# Goal of the exercise
Each entry below is to be printed verbatim.

---

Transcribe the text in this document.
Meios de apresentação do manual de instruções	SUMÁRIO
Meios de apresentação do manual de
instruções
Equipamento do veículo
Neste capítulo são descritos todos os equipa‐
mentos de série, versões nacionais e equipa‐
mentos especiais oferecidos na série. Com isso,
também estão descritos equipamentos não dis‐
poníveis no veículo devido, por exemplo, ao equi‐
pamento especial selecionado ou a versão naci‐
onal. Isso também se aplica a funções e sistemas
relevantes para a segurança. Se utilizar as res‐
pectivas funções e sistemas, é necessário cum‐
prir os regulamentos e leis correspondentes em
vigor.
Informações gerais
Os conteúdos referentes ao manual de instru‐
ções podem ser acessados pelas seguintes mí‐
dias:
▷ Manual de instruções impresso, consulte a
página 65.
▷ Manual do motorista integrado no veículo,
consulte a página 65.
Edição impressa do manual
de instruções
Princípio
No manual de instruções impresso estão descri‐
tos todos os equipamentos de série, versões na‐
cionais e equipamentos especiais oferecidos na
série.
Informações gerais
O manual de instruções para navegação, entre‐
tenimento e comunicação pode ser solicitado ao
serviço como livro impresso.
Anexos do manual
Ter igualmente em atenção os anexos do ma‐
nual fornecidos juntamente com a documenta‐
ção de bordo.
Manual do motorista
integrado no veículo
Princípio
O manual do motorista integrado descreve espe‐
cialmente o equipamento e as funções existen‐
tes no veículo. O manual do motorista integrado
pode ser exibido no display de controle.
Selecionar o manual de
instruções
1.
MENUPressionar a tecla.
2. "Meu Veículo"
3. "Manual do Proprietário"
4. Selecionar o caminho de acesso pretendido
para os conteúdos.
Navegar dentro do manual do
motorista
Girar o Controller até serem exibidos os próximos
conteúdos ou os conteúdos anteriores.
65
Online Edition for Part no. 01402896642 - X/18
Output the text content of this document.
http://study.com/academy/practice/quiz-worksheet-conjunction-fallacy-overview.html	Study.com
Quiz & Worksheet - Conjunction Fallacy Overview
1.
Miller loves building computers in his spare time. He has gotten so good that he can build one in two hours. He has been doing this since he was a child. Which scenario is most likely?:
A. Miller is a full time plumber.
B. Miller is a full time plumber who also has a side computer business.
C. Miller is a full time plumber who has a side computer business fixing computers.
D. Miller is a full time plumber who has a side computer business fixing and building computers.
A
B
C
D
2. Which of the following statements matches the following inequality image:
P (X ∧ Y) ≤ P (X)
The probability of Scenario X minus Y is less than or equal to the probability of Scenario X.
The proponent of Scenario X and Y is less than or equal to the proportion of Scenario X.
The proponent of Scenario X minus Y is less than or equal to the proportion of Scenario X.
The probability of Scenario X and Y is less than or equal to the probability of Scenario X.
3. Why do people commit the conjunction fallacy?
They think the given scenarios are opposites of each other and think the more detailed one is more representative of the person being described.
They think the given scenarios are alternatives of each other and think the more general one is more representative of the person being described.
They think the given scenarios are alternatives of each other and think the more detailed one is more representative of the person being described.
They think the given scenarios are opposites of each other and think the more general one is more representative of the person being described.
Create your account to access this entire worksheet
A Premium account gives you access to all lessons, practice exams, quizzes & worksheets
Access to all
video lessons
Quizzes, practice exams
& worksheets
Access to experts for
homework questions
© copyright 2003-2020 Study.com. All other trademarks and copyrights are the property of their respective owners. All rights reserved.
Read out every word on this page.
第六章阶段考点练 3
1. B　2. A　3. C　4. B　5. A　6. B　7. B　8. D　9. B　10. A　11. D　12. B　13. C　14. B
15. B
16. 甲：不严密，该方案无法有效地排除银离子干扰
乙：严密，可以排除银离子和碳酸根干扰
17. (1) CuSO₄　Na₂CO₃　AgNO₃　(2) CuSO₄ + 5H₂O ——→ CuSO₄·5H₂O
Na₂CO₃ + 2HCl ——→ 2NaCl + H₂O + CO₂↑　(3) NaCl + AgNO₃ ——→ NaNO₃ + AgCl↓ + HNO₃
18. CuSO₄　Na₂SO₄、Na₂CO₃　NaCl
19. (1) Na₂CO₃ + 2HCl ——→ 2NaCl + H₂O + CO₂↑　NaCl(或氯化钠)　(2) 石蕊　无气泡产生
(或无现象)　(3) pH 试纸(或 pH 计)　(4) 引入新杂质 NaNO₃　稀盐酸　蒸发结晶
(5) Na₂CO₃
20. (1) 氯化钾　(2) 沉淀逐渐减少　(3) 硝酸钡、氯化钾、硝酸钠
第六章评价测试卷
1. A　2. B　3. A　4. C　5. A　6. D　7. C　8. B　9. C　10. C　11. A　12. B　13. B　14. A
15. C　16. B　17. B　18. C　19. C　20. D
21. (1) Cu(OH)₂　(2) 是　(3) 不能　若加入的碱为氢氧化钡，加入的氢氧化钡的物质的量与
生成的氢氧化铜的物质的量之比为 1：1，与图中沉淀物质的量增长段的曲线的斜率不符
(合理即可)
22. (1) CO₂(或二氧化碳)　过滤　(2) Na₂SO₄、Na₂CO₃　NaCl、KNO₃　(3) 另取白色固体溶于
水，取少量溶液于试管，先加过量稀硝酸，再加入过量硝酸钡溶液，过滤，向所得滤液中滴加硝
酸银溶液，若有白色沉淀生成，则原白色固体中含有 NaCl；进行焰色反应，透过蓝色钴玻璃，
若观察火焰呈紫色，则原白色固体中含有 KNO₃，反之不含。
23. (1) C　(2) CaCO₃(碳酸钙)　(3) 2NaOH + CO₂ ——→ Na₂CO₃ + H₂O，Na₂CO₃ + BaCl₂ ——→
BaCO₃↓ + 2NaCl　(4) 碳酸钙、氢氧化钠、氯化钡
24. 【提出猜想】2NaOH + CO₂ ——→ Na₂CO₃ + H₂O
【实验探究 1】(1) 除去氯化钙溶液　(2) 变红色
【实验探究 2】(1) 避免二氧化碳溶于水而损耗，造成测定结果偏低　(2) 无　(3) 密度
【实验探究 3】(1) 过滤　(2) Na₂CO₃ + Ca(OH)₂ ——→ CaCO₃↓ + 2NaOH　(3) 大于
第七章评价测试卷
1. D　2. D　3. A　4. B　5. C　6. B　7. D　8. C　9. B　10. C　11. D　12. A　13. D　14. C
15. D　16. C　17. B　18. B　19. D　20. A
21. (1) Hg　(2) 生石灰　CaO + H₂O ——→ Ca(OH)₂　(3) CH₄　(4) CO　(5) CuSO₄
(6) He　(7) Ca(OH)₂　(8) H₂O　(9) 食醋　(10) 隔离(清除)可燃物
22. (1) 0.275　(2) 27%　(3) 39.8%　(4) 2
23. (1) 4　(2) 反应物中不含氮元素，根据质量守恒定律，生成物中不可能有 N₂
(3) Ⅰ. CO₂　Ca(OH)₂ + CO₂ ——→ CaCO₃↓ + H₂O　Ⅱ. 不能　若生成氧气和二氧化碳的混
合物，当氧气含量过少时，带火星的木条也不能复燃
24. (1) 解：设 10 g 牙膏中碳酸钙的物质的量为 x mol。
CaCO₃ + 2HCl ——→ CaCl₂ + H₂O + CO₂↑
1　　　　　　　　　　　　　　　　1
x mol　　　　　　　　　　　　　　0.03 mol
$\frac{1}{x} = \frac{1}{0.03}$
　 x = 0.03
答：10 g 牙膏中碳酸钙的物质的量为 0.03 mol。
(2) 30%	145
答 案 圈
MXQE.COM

---

# The output
Transcribe the text in this document.
Meios de apresentação do manual de instruções	SUMÁRIO
Meios de apresentação do manual de
instruções
Equipamento do veículo
Neste capítulo são descritos todos os equipa‐
mentos de série, versões nacionais e equipa‐
mentos especiais oferecidos na série. Com isso,
também estão descritos equipamentos não dis‐
poníveis no veículo devido, por exemplo, ao equi‐
pamento especial selecionado ou a versão naci‐
onal. Isso também se aplica a funções e sistemas
relevantes para a segurança. Se utilizar as res‐
pectivas funções e sistemas, é necessário cum‐
prir os regulamentos e leis correspondentes em
vigor.
Informações gerais
Os conteúdos referentes ao manual de instru‐
ções podem ser acessados pelas seguintes mí‐
dias:
▷ Manual de instruções impresso, consulte a
página 65.
▷ Manual do motorista integrado no veículo,
consulte a página 65.
Edição impressa do manual
de instruções
Princípio
No manual de instruções impresso estão descri‐
tos todos os equipamentos de série, versões na‐
cionais e equipamentos especiais oferecidos na
série.
Informações gerais
O manual de instruções para navegação, entre‐
tenimento e comunicação pode ser solicitado ao
serviço como livro impresso.
Anexos do manual
Ter igualmente em atenção os anexos do ma‐
nual fornecidos juntamente com a documenta‐
ção de bordo.
Manual do motorista
integrado no veículo
Princípio
O manual do motorista integrado descreve espe‐
cialmente o equipamento e as funções existen‐
tes no veículo. O manual do motorista integrado
pode ser exibido no display de controle.
Selecionar o manual de
instruções
1.
MENUPressionar a tecla.
2. "Meu Veículo"
3. "Manual do Proprietário"
4. Selecionar o caminho de acesso pretendido
para os conteúdos.
Navegar dentro do manual do
motorista
Girar o Controller até serem exibidos os próximos
conteúdos ou os conteúdos anteriores.
65
Online Edition for Part no. 01402896642 - X/18
Output the text content of this document.
http://study.com/academy/practice/quiz-worksheet-conjunction-fallacy-overview.html	Study.com
Quiz & Worksheet - Conjunction Fallacy Overview
1.
Miller loves building computers in his spare time. He has gotten so good that he can build one in two hours. He has been doing this since he was a child. Which scenario is most likely?:
A. Miller is a full time plumber.
B. Miller is a full time plumber who also has a side computer business.
C. Miller is a full time plumber who has a side computer business fixing computers.
D. Miller is a full time plumber who has a side computer business fixing and building computers.
A
B
C
D
2. Which of the following statements matches the following inequality image:
P (X ∧ Y) ≤ P (X)
The probability of Scenario X minus Y is less than or equal to the probability of Scenario X.
The proponent of Scenario X and Y is less than or equal to the proportion of Scenario X.
The proponent of Scenario X minus Y is less than or equal to the proportion of Scenario X.
The probability of Scenario X and Y is less than or equal to the probability of Scenario X.
3. Why do people commit the conjunction fallacy?
They think the given scenarios are opposites of each other and think the more detailed one is more representative of the person being described.
They think the given scenarios are alternatives of each other and think the more general one is more representative of the person being described.
They think the given scenarios are alternatives of each other and think the more detailed one is more representative of the person being described.
They think the given scenarios are opposites of each other and think the more general one is more representative of the person being described.
Create your account to access this entire worksheet
A Premium account gives you access to all lessons, practice exams, quizzes & worksheets
Access to all
video lessons
Quizzes, practice exams
& worksheets
Access to experts for
homework questions
© copyright 2003-2020 Study.com. All other trademarks and copyrights are the property of their respective owners. All rights reserved.
Read out every word on this page.
第六章阶段考点练 3
1. B　2. A　3. C　4. B　5. A　6. B　7. B　8. D　9. B　10. A　11. D　12. B　13. C　14. B
15. B
16. 甲：不严密，该方案无法有效地排除银离子干扰
乙：严密，可以排除银离子和碳酸根干扰
17. (1) CuSO₄　Na₂CO₃　AgNO₃　(2) CuSO₄ + 5H₂O ——→ CuSO₄·5H₂O
Na₂CO₃ + 2HCl ——→ 2NaCl + H₂O + CO₂↑　(3) NaCl + AgNO₃ ——→ NaNO₃ + AgCl↓ + HNO₃
18. CuSO₄　Na₂SO₄、Na₂CO₃　NaCl
19. (1) Na₂CO₃ + 2HCl ——→ 2NaCl + H₂O + CO₂↑　NaCl(或氯化钠)　(2) 石蕊　无气泡产生
(或无现象)　(3) pH 试纸(或 pH 计)　(4) 引入新杂质 NaNO₃　稀盐酸　蒸发结晶
(5) Na₂CO₃
20. (1) 氯化钾　(2) 沉淀逐渐减少　(3) 硝酸钡、氯化钾、硝酸钠
第六章评价测试卷
1. A　2. B　3. A　4. C　5. A　6. D　7. C　8. B　9. C　10. C　11. A　12. B　13. B　14. A
15. C　16. B　17. B　18. C　19. C　20. D
21. (1) Cu(OH)₂　(2) 是　(3) 不能　若加入的碱为氢氧化钡，加入的氢氧化钡的物质的量与
生成的氢氧化铜的物质的量之比为 1：1，与图中沉淀物质的量增长段的曲线的斜率不符
(合理即可)
22. (1) CO₂(或二氧化碳)　过滤　(2) Na₂SO₄、Na₂CO₃　NaCl、KNO₃　(3) 另取白色固体溶于
水，取少量溶液于试管，先加过量稀硝酸，再加入过量硝酸钡溶液，过滤，向所得滤液中滴加硝
酸银溶液，若有白色沉淀生成，则原白色固体中含有 NaCl；进行焰色反应，透过蓝色钴玻璃，
若观察火焰呈紫色，则原白色固体中含有 KNO₃，反之不含。
23. (1) C　(2) CaCO₃(碳酸钙)　(3) 2NaOH + CO₂ ——→ Na₂CO₃ + H₂O，Na₂CO₃ + BaCl₂ ——→
BaCO₃↓ + 2NaCl　(4) 碳酸钙、氢氧化钠、氯化钡
24. 【提出猜想】2NaOH + CO₂ ——→ Na₂CO₃ + H₂O
【实验探究 1】(1) 除去氯化钙溶液　(2) 变红色
【实验探究 2】(1) 避免二氧化碳溶于水而损耗，造成测定结果偏低　(2) 无　(3) 密度
【实验探究 3】(1) 过滤　(2) Na₂CO₃ + Ca(OH)₂ ——→ CaCO₃↓ + 2NaOH　(3) 大于
第七章评价测试卷
1. D　2. D　3. A　4. B　5. C　6. B　7. D　8. C　9. B　10. C　11. D　12. A　13. D　14. C
15. D　16. C　17. B　18. B　19. D　20. A
21. (1) Hg　(2) 生石灰　CaO + H₂O ——→ Ca(OH)₂　(3) CH₄　(4) CO　(5) CuSO₄
(6) He　(7) Ca(OH)₂　(8) H₂O　(9) 食醋　(10) 隔离(清除)可燃物
22. (1) 0.275　(2) 27%　(3) 39.8%　(4) 2
23. (1) 4　(2) 反应物中不含氮元素，根据质量守恒定律，生成物中不可能有 N₂
(3) Ⅰ. CO₂　Ca(OH)₂ + CO₂ ——→ CaCO₃↓ + H₂O　Ⅱ. 不能　若生成氧气和二氧化碳的混
合物，当氧气含量过少时，带火星的木条也不能复燃
24. (1) 解：设 10 g 牙膏中碳酸钙的物质的量为 x mol。
CaCO₃ + 2HCl ——→ CaCl₂ + H₂O + CO₂↑
1　　　　　　　　　　　　　　　　1
x mol　　　　　　　　　　　　　　0.03 mol
$\frac{1}{x} = \frac{1}{0.03}$
　 x = 0.03
答：10 g 牙膏中碳酸钙的物质的量为 0.03 mol。
(2) 30%	145
答 案 圈
MXQE.COM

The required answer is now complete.